$\DeclareMathOperator{\p}{P}$ $\DeclareMathOperator{\P}{P}$ $\DeclareMathOperator{\c}{^C}$ $\DeclareMathOperator{\or}{ or}$ $\DeclareMathOperator{\and}{ and}$ $\DeclareMathOperator{\var}{Var}$ $\DeclareMathOperator{\Var}{Var}$ $\DeclareMathOperator{\Std}{Std}$ $\DeclareMathOperator{\E}{E}$ $\DeclareMathOperator{\std}{Std}$ $\DeclareMathOperator{\Ber}{Bern}$ $\DeclareMathOperator{\Bin}{Bin}$ $\DeclareMathOperator{\Poi}{Poi}$ $\DeclareMathOperator{\Uni}{Uni}$ $\DeclareMathOperator{\Geo}{Geo}$ $\DeclareMathOperator{\NegBin}{NegBin}$ $\DeclareMathOperator{\Beta}{Beta}$ $\DeclareMathOperator{\Exp}{Exp}$ $\DeclareMathOperator{\N}{N}$ $\DeclareMathOperator{\R}{\mathbb{R}}$ $\DeclareMathOperator*{\argmax}{arg\,max}$ $\newcommand{\d}{\, d}$

Binomial Distribution

In this section, we will discuss the binomial distribution. To start, imagine the following example. Consider $n$ independent trials of an experiment where each trial is a "success" with probability $p$. Let $X$ be the number of successes in $n$ trials. This situation is truly common in the natural world, and as such, there has been a lot of research into such phenomena. Random variables like $X$ are called binomial random variables. If you can identify that a process fits this description, you can inherit many already proved properties such as the PMF formula, expectation, and variance!

Here are a few examples of binomial random variables:

  • # of heads in $n$ coin flips
  • # of 1’s in randomly generated length $n$ bit string
  • # of disk drives crashed in 1000 computer cluster, assuming disks crash independently

Binomial Random Variable

Notation: $X \sim \Bin(n, p)$
Description: Number of "successes" in $n$ identical, independent experiments each with probability of success $p$.
Parameters: $n \in \{0, 1, \dots\}$, the number of experiments.
$p \in [0, 1]$, the probability that a single experiment gives a "success".
Support: $x \in \{0, 1, \dots, n\}$
PMF equation: $$\p(X=x) = {n \choose x}p^x(1-p)^{n-x}$$
Expectation: $\E[X] = n \cdot p$
Variance: $\var(X) = n \cdot p \cdot (1-p)$
PMF graph:
Parameter $n$:
Parameter $p$:

One way to think of the binomial is as the sum of $n$ Bernoulli variables. Say that $Y_i \sim \Ber(p)$ is an indicator Bernoulli random variable which is 1 if experiment $i$ is a success. Then if $X$ is the total number of successes in $n$ experiments, $X \sim \Bin(n, p)$: $$ X = \sum_{i=1}^n Y_i $$

Recall that the outcome of $Y_i$ will be 1 or 0, so one way to think of $X$ is as the sum of those 1s and 0s.
● ● ● ● ●
Answer these questions from the binomial distribution passage above, one per line:
1. What formula does the passage give for the expectation of a binomial random variable?
2. In the disk drive example, what assumption is made about how disks crash?
3. When does the indicator variable Y_i take the value 1?

→ **DATASET EXCERPTS**:
● ● ● ● ●
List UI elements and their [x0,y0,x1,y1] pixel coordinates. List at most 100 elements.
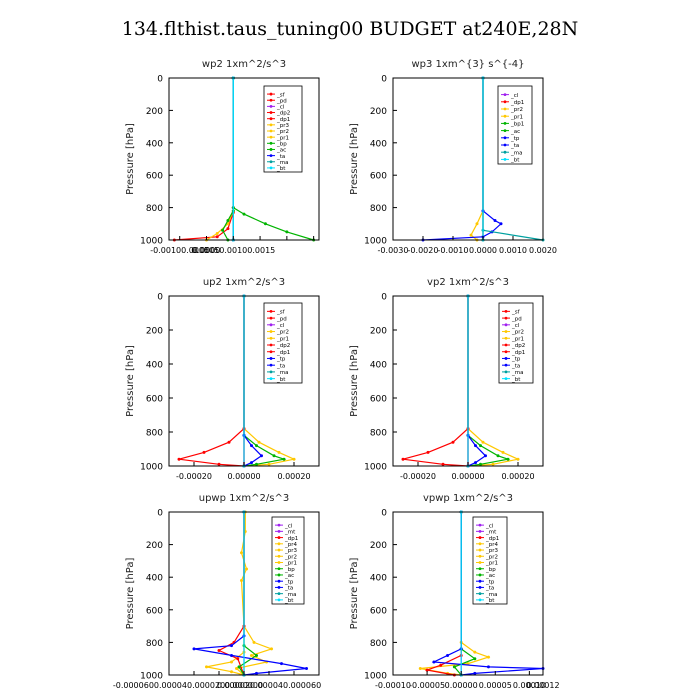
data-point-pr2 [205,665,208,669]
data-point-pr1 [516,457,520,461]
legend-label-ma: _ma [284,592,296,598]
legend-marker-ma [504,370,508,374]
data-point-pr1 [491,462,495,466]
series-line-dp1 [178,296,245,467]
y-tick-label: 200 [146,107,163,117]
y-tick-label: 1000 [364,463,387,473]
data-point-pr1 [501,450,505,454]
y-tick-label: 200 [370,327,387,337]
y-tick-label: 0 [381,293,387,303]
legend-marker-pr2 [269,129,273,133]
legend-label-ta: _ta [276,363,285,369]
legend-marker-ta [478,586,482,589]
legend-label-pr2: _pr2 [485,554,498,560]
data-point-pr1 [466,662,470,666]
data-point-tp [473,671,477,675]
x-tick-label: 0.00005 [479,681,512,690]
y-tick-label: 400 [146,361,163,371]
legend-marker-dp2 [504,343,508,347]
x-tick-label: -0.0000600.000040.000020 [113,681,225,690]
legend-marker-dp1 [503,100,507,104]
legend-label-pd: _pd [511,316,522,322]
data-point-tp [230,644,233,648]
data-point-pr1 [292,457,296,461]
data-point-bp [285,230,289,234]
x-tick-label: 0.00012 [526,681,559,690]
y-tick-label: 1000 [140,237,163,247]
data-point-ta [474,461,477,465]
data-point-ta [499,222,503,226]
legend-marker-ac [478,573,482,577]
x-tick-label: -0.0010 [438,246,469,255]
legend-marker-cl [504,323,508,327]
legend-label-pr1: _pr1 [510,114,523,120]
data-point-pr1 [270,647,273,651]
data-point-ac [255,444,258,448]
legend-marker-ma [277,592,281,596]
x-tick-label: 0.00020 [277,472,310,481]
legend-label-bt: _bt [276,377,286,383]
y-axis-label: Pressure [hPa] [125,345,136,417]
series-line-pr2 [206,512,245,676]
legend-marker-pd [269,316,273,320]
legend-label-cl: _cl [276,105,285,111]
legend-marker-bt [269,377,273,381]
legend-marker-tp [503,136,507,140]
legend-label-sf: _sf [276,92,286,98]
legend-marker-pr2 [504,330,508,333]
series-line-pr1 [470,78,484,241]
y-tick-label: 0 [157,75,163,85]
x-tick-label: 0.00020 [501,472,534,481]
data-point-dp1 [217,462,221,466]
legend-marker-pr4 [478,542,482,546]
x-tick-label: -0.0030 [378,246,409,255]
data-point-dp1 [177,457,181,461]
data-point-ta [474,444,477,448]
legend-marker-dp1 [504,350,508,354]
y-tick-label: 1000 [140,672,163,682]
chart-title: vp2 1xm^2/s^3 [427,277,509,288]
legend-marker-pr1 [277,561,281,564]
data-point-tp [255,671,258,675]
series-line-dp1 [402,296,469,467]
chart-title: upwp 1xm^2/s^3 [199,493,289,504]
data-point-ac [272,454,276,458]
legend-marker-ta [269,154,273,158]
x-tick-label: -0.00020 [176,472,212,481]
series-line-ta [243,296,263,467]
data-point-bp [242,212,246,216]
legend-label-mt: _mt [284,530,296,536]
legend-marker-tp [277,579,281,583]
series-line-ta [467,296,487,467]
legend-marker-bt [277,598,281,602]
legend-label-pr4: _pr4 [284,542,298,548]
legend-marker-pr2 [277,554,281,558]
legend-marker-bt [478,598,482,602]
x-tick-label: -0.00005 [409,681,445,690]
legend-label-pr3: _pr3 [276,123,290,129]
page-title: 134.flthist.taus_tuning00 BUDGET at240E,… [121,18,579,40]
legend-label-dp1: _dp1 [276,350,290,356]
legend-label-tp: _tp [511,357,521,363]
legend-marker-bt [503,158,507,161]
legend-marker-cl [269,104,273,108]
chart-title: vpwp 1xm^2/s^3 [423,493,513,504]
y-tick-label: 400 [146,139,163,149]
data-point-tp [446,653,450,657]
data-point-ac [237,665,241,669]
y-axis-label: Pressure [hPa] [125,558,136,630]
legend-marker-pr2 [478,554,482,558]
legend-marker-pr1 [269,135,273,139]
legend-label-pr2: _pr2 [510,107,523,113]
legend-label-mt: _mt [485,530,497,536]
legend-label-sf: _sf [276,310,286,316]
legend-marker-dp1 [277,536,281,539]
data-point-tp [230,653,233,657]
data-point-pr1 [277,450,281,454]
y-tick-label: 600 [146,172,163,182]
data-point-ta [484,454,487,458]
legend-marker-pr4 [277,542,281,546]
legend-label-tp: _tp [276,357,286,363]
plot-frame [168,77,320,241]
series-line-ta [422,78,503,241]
● ● ● ● ●
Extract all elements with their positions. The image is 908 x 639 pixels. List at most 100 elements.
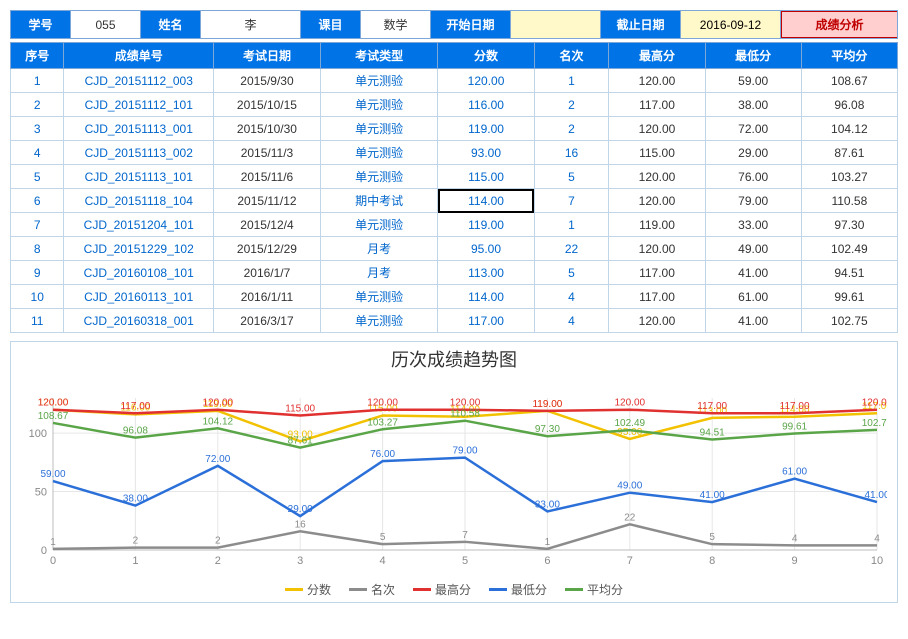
● ● ● ● ●
→ **SOLUTION**:
1. E[X] = n · p
2. The disks crash independently.
3. When experiment i is a success.